- Directions: In the listing below, find every line with the string "image" and pull it out.

(Records)

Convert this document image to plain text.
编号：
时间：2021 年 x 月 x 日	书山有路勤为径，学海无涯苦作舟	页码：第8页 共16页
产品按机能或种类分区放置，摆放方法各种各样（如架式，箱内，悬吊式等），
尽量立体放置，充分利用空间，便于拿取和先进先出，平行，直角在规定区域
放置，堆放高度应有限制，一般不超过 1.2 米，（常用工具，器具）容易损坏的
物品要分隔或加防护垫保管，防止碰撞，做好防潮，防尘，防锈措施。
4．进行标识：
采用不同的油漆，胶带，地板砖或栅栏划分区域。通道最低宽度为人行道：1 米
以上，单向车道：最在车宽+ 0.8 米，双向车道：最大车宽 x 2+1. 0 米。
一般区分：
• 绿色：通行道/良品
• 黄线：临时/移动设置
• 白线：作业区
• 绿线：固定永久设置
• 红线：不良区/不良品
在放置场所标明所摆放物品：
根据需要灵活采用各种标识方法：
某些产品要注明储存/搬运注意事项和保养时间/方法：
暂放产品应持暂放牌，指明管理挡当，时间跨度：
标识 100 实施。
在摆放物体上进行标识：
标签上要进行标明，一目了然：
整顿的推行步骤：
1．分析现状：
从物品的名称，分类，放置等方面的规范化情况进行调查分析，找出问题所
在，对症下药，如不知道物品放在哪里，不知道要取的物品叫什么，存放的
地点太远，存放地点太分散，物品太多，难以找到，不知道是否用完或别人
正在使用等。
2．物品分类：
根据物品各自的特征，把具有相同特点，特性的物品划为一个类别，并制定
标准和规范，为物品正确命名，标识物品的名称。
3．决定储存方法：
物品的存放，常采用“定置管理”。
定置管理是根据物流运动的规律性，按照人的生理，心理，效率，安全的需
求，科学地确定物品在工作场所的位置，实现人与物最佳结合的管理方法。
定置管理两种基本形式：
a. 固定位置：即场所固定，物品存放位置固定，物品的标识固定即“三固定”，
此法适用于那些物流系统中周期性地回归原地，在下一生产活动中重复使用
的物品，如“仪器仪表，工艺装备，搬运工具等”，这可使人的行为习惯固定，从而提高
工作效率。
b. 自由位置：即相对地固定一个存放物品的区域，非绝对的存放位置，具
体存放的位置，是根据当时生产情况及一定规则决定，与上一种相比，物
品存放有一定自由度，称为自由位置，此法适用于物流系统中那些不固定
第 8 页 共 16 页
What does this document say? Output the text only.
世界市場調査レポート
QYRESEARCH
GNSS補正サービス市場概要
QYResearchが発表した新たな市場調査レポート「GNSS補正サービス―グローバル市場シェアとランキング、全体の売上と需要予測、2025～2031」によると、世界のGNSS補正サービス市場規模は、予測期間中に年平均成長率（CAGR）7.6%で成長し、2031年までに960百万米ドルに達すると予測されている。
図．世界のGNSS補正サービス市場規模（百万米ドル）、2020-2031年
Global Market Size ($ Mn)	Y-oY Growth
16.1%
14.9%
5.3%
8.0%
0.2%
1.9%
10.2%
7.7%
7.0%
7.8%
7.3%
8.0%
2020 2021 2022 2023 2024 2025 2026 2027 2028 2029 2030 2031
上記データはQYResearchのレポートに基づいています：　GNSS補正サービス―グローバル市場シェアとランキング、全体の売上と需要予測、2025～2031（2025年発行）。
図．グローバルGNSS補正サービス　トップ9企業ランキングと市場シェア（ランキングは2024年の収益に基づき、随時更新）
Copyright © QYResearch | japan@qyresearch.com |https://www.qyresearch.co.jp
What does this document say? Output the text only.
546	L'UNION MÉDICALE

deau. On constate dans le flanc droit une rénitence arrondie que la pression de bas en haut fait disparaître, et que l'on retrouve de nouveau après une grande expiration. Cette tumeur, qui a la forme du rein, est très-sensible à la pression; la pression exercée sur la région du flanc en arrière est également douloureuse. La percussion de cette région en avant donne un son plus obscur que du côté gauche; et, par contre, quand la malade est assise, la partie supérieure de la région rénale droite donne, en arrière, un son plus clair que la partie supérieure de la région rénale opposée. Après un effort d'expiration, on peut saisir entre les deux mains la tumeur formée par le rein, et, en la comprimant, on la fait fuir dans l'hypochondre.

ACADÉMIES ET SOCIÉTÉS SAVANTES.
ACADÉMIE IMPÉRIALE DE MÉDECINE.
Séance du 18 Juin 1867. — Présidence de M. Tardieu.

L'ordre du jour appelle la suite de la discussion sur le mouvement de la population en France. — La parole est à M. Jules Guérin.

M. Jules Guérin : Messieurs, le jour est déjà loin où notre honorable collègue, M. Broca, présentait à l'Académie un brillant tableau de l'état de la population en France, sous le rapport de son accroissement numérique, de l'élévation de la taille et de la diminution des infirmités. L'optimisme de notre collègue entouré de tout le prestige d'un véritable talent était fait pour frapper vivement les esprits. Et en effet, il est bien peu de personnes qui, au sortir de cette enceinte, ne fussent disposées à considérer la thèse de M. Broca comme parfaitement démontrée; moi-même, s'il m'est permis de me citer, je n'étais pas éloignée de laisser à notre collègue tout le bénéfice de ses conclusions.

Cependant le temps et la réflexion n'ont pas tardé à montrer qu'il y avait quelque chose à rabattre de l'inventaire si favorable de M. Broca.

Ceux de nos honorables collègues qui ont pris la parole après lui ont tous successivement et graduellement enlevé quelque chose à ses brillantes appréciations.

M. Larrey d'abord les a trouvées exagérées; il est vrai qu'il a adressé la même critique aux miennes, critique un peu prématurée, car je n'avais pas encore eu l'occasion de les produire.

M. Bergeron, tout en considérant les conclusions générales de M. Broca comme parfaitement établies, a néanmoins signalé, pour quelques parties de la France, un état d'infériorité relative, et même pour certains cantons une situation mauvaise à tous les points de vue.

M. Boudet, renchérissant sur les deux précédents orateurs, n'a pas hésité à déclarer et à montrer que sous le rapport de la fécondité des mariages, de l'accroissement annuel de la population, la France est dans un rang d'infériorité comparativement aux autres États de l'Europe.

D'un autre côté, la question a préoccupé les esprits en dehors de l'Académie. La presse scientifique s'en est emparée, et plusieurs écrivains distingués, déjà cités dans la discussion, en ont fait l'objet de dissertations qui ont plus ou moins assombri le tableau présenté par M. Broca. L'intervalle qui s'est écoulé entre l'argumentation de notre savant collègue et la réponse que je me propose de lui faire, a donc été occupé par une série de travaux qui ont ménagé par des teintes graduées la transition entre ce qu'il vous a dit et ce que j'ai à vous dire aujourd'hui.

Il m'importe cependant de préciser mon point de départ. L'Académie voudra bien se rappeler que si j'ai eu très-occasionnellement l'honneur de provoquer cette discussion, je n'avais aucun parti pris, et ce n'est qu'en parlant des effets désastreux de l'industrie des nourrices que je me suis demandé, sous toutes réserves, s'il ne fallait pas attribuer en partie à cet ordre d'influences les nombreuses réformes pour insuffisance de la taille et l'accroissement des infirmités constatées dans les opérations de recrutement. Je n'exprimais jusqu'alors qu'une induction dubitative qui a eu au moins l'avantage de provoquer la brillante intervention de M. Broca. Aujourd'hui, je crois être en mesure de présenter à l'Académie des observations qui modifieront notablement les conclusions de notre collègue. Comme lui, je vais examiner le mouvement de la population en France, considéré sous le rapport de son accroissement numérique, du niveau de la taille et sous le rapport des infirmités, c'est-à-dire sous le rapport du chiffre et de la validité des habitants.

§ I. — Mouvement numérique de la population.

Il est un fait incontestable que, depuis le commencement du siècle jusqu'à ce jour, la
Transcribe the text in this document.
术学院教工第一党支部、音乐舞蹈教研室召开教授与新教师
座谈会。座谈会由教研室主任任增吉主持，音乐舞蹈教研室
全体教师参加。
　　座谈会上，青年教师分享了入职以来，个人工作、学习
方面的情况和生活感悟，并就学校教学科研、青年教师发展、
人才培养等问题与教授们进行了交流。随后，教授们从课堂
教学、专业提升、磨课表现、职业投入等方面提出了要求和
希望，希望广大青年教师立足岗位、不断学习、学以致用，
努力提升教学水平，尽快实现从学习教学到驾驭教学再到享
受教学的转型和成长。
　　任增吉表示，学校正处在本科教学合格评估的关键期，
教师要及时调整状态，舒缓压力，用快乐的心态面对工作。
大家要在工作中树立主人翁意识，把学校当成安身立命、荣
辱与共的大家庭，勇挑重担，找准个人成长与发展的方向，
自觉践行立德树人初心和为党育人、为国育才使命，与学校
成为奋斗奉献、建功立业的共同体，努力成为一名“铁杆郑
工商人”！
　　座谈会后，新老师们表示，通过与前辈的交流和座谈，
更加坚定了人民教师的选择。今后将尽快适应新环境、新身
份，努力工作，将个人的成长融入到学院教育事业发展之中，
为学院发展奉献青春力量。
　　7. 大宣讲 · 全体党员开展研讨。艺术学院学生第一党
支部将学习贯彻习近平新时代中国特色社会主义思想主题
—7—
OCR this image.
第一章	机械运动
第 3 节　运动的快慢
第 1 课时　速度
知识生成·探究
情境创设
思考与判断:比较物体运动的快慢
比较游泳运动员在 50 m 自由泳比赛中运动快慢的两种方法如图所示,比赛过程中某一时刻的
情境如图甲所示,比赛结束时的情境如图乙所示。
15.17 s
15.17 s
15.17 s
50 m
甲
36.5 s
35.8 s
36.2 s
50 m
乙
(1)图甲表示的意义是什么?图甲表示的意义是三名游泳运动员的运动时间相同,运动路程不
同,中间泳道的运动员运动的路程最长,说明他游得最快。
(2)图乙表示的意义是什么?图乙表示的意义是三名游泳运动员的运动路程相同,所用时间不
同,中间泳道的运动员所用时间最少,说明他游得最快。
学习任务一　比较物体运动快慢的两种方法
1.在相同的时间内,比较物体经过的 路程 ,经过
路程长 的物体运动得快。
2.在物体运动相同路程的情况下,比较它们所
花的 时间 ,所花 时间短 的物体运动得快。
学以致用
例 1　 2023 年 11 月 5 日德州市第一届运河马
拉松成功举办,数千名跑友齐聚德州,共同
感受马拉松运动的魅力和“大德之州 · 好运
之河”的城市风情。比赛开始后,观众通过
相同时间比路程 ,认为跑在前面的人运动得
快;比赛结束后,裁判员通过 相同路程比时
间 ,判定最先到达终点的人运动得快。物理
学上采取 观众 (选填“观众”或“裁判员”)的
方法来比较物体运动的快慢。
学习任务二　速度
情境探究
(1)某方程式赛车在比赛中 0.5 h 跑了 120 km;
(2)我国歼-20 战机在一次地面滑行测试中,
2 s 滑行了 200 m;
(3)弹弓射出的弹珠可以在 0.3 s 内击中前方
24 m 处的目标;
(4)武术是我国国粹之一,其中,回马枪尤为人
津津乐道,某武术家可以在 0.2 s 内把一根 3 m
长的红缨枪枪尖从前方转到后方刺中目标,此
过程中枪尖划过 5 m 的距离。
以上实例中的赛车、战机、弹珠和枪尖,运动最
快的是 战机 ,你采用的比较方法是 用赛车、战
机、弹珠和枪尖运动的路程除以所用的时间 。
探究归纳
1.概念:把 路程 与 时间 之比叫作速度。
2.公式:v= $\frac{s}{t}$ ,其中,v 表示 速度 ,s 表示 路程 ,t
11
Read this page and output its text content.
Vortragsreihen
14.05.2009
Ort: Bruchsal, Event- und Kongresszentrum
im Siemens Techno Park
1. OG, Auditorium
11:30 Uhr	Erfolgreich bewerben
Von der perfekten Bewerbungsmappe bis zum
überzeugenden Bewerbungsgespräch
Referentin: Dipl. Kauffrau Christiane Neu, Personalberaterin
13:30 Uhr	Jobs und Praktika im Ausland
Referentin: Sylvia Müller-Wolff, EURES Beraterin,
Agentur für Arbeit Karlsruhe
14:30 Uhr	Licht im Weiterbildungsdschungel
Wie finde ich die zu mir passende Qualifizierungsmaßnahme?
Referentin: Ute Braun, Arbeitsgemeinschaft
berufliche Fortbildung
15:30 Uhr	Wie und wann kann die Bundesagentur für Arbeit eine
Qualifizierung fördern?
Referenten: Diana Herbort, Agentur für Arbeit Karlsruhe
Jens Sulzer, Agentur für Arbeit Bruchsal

- Complete response:
Convert this document image to plain text.
OCR this image.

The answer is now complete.